====== TEXT SECTION

I was once invited to speak to over 900 single men and women. As I scanned the room, one thought popped into my head: “Why are so many young people holding off on marriage these days?”
Maybe they’re enjoying their independence, maybe they feel unready for long-term commitments, or perhaps they want to cross off more destinations on their travel bucket list before adding someone else to the equation. Whatever the reason, many are choosing to put relationships on the back burner.
Now, I’ll admit, as a father of two daughters, the idea of them dating makes me just a little uneasy. But now that my designer daughter Hannah has made me a “grandpa,” I can see that the worries were unfounded.
This reminds me of a story about two friends, Alan and Steve. Alan asked, “Steve, what will you do when your daughter starts dating?” Steve replied, “Simple. I’ll take the first guy aside, put my arm around his shoulder, and whisper, ‘Do you see that sweet young lady? She’s my only daughter, and I love her dearly. If you think about touching her, remember – I don’t mind going back to prison.’”
Now, don’t get me wrong. I’m not exactly that kind of dad. But I’d be lying if I said I didn’t secretly want my daughters’ future suitors to undergo a lie detector test. Maybe I’ve watched Meet the Parents one too many times – Robert De Niro has taught me a lot.

============
====== PROVIDED INFORMATION

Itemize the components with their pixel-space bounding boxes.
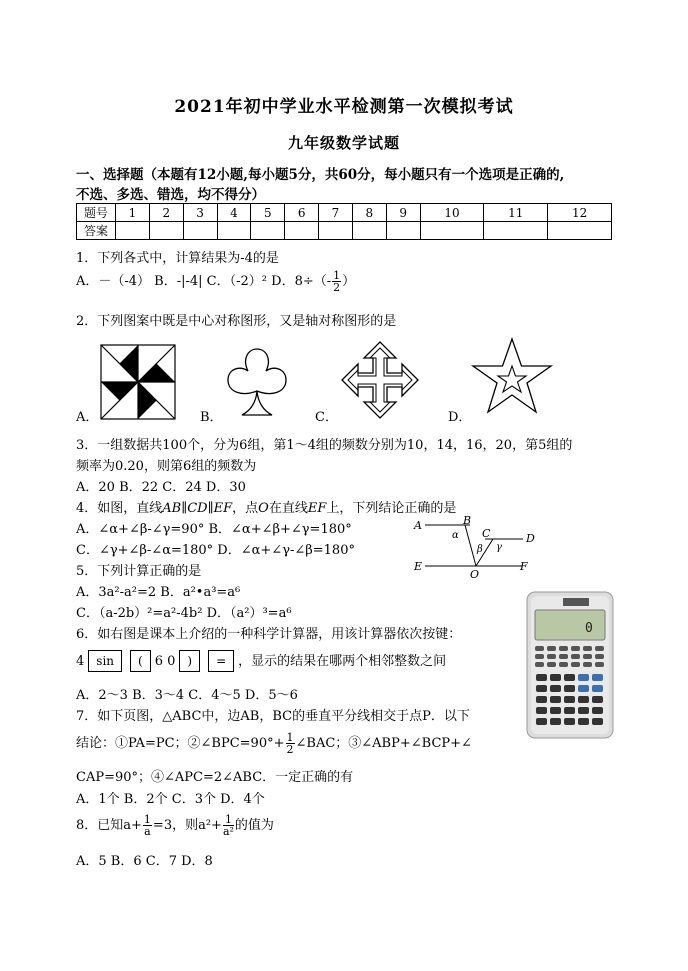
- calculator-key: [535, 646, 544, 651]
- calculator-key: [564, 707, 575, 714]
- fraction: [143, 814, 152, 837]
- calculator-key: [578, 696, 589, 703]
- fraction-numerator: 1: [224, 813, 232, 826]
- answer-cell[interactable]: [251, 222, 285, 240]
- calculator-key: [535, 654, 544, 659]
- answer-table: [76, 203, 612, 240]
- calculator-key: [564, 696, 575, 703]
- key-4: 4: [76, 654, 85, 669]
- table-header-cell: 题号: [77, 204, 116, 222]
- answer-cell[interactable]: [217, 222, 251, 240]
- fig-label-d: D: [526, 532, 535, 545]
- q8-text: 8．已知a+: [76, 818, 142, 833]
- answer-cell[interactable]: [386, 222, 420, 240]
- table-cell: 3: [183, 204, 217, 222]
- q4-line-ef: EF: [307, 501, 327, 516]
- q6-keys: [76, 650, 446, 672]
- star-figure: [470, 336, 554, 420]
- calculator-key: [550, 718, 561, 725]
- q7-line1: 7．如下页图，△ABC中，边AB，BC的垂直平分线相交于点P．以下: [76, 709, 470, 724]
- calculator-key: [578, 685, 589, 692]
- table-cell: 10: [420, 204, 484, 222]
- calculator-key: [559, 662, 568, 667]
- fraction-denominator: a: [144, 825, 151, 838]
- fig-label-beta: β: [477, 544, 483, 555]
- calculator-key: [547, 654, 556, 659]
- q1-stem: 1．下列各式中，计算结果为-4的是: [76, 251, 279, 266]
- calculator-key: [592, 685, 603, 692]
- key-60: 6 0: [154, 654, 176, 669]
- open-paren-key[interactable]: (: [130, 650, 151, 672]
- calculator-icon: [525, 590, 615, 740]
- q4-stem-text: ，点: [232, 501, 259, 516]
- parallel-lines-figure: [410, 514, 545, 580]
- calculator-key: [536, 696, 547, 703]
- calculator-key: [550, 674, 561, 681]
- calculator-key: [550, 696, 561, 703]
- q3-line1: 3．一组数据共100个，分为6组，第1～4组的频数分别为10，14，16，20，第5组的: [76, 438, 573, 453]
- close-paren-key[interactable]: ): [179, 650, 200, 672]
- fig-label-o: O: [470, 568, 480, 580]
- calculator-key: [559, 654, 568, 659]
- answer-cell[interactable]: [149, 222, 183, 240]
- answer-cell[interactable]: [420, 222, 484, 240]
- page-subtitle: 九年级数学试题: [287, 134, 400, 152]
- calculator-key: [564, 674, 575, 681]
- calculator-key: [550, 707, 561, 714]
- calculator-key: [547, 646, 556, 651]
- q5-stem: 5．下列计算正确的是: [76, 564, 202, 579]
- q7-line2: [76, 732, 472, 755]
- calculator-key: [583, 662, 592, 667]
- calculator-key: [571, 646, 580, 651]
- calculator-key: [592, 674, 603, 681]
- q4-options-cd: C．∠γ+∠β-∠α=180° D．∠α+∠γ-∠β=180°: [76, 543, 355, 558]
- q8-options: A．5 B．6 C．7 D．8: [76, 854, 213, 869]
- q5-options-ab: A．3a²-a²=2 B．a²•a³=a⁶: [76, 585, 241, 600]
- answer-cell[interactable]: [183, 222, 217, 240]
- fig-label-e: E: [414, 560, 423, 573]
- calculator-key: [564, 685, 575, 692]
- calculator-key: [547, 662, 556, 667]
- fig-label-a: A: [414, 519, 422, 532]
- q4-stem-text: 在直线: [268, 501, 308, 516]
- fraction-denominator: 2: [286, 743, 294, 756]
- calculator-key: [536, 718, 547, 725]
- q7-options: A．1个 B．2个 C．3个 D．4个: [76, 792, 265, 807]
- q6-stem: 6．如右图是课本上介绍的一种科学计算器，用该计算器依次按键：: [76, 627, 462, 642]
- calculator-key: [595, 646, 604, 651]
- table-cell: 1: [116, 204, 150, 222]
- q7-text: ∠BAC；③∠ABP+∠BCP+∠: [295, 736, 472, 751]
- section-heading-line2: 不选、多选、错选，均不得分）: [76, 187, 265, 203]
- fraction-denominator: a²: [222, 825, 234, 838]
- calculator-key: [578, 707, 589, 714]
- table-cell: 11: [484, 204, 548, 222]
- calculator-key: [595, 662, 604, 667]
- calculator-key: [592, 718, 603, 725]
- q1-options: [76, 270, 355, 293]
- table-cell: 4: [217, 204, 251, 222]
- fraction: [332, 270, 341, 293]
- q4-stem-text: 上，下列结论正确的是: [326, 501, 457, 516]
- table-cell: 2: [149, 204, 183, 222]
- calculator-key: [536, 674, 547, 681]
- answer-cell[interactable]: [319, 222, 353, 240]
- fraction-numerator: 1: [143, 813, 151, 826]
- section-heading-line1: 一、选择题（本题有12小题,每小题5分，共60分，每小题只有一个选项是正确的,: [76, 167, 565, 183]
- sin-key[interactable]: sin: [88, 650, 122, 672]
- table-cell: 8: [352, 204, 386, 222]
- q5-options-cd: C．（a-2b）²=a²-4b² D．（a²）³=a⁶: [76, 606, 292, 621]
- q7-line3: CAP=90°；④∠APC=2∠ABC．一定正确的有: [76, 770, 354, 785]
- cross-arrow-figure: [340, 340, 420, 420]
- calculator-key: [583, 646, 592, 651]
- q3-options: A．20 B．22 C．24 D．30: [76, 480, 246, 495]
- table-row: [77, 222, 612, 240]
- q8-text: =3，则a²+: [152, 818, 222, 833]
- q1-close: ）: [342, 274, 356, 289]
- q4-lines: AB∥CD∥EF: [162, 501, 233, 516]
- pinwheel-figure: [98, 342, 178, 422]
- fraction-denominator: 2: [333, 281, 341, 294]
- fraction: [286, 732, 295, 755]
- calculator-key: [592, 707, 603, 714]
- answer-cell[interactable]: [116, 222, 150, 240]
- calculator-key: [583, 654, 592, 659]
- fig-label-f: F: [520, 560, 528, 573]
- q8-text: 的值为: [234, 818, 274, 833]
- calculator-key: [536, 707, 547, 714]
- fraction-numerator: 1: [286, 731, 294, 744]
- q4-stem: [76, 497, 456, 516]
- answer-cell[interactable]: [352, 222, 386, 240]
- calculator-key: [564, 718, 575, 725]
- table-header-cell: 答案: [77, 222, 116, 240]
- calculator-key: [578, 674, 589, 681]
- equals-key[interactable]: =: [208, 650, 234, 672]
- answer-cell[interactable]: [548, 222, 612, 240]
- calculator-key: [571, 654, 580, 659]
- q4-stem-text: 4．如图，直线: [76, 501, 163, 516]
- table-row: [77, 204, 612, 222]
- q2-option-b[interactable]: B．: [200, 410, 223, 425]
- q3-line2: 频率为0.20，则第6组的频数为: [76, 459, 257, 474]
- q6-options: A．2～3 B．3～4 C．4～5 D．5～6: [76, 688, 298, 703]
- table-cell: 9: [386, 204, 420, 222]
- fig-label-alpha: α: [452, 530, 459, 541]
- q2-option-d[interactable]: D．: [448, 410, 472, 425]
- calculator-key: [559, 646, 568, 651]
- table-cell: 6: [285, 204, 319, 222]
- q6-tail: ，显示的结果在哪两个相邻整数之间: [238, 654, 447, 669]
- q4-point: O: [258, 501, 269, 516]
- table-cell: 5: [251, 204, 285, 222]
- calculator-key: [595, 654, 604, 659]
- calculator-key: [571, 662, 580, 667]
- table-cell: 7: [319, 204, 353, 222]
- q7-text: 结论：①PA=PC；②∠BPC=90°+: [76, 736, 285, 751]
- calculator-key: [578, 718, 589, 725]
- calculator-key: [550, 685, 561, 692]
- q2-option-a[interactable]: A．: [76, 410, 99, 425]
- calculator-display-value: 0: [585, 621, 593, 636]
- page-title: 2021年初中学业水平检测第一次模拟考试: [174, 97, 514, 117]
- q4-options-ab: A．∠α+∠β-∠γ=90° B．∠α+∠β+∠γ=180°: [76, 522, 352, 537]
- answer-cell[interactable]: [285, 222, 319, 240]
- calculator-key: [536, 685, 547, 692]
- fig-label-b: B: [463, 514, 472, 527]
- q2-stem: 2．下列图案中既是中心对称图形，又是轴对称图形的是: [76, 314, 397, 329]
- fig-label-c: C: [482, 527, 491, 540]
- q2-option-c[interactable]: C．: [315, 410, 338, 425]
- calculator-key: [535, 662, 544, 667]
- q8-stem: [76, 814, 274, 837]
- answer-cell[interactable]: [484, 222, 548, 240]
- fig-label-gamma: γ: [496, 542, 502, 553]
- clover-figure: [222, 345, 292, 420]
- fraction-numerator: 1: [333, 269, 341, 282]
- fraction: [223, 814, 234, 837]
- q1-options-text: A．－（-4） B．-|-4| C．（-2）² D．8÷（-: [76, 274, 332, 289]
- calculator-key: [592, 696, 603, 703]
- table-cell: 12: [548, 204, 612, 222]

============

### CHALLENGE
Answer these from the text about marriage and dating:
1. How many single men and women was the writer invited to speak to?
2. What is the name of the writer's daughter who is a designer?
3. What does Steve say he doesn't mind doing?

### SOLUTION
1. Over 900.
2. Hannah.
3. Going back to prison.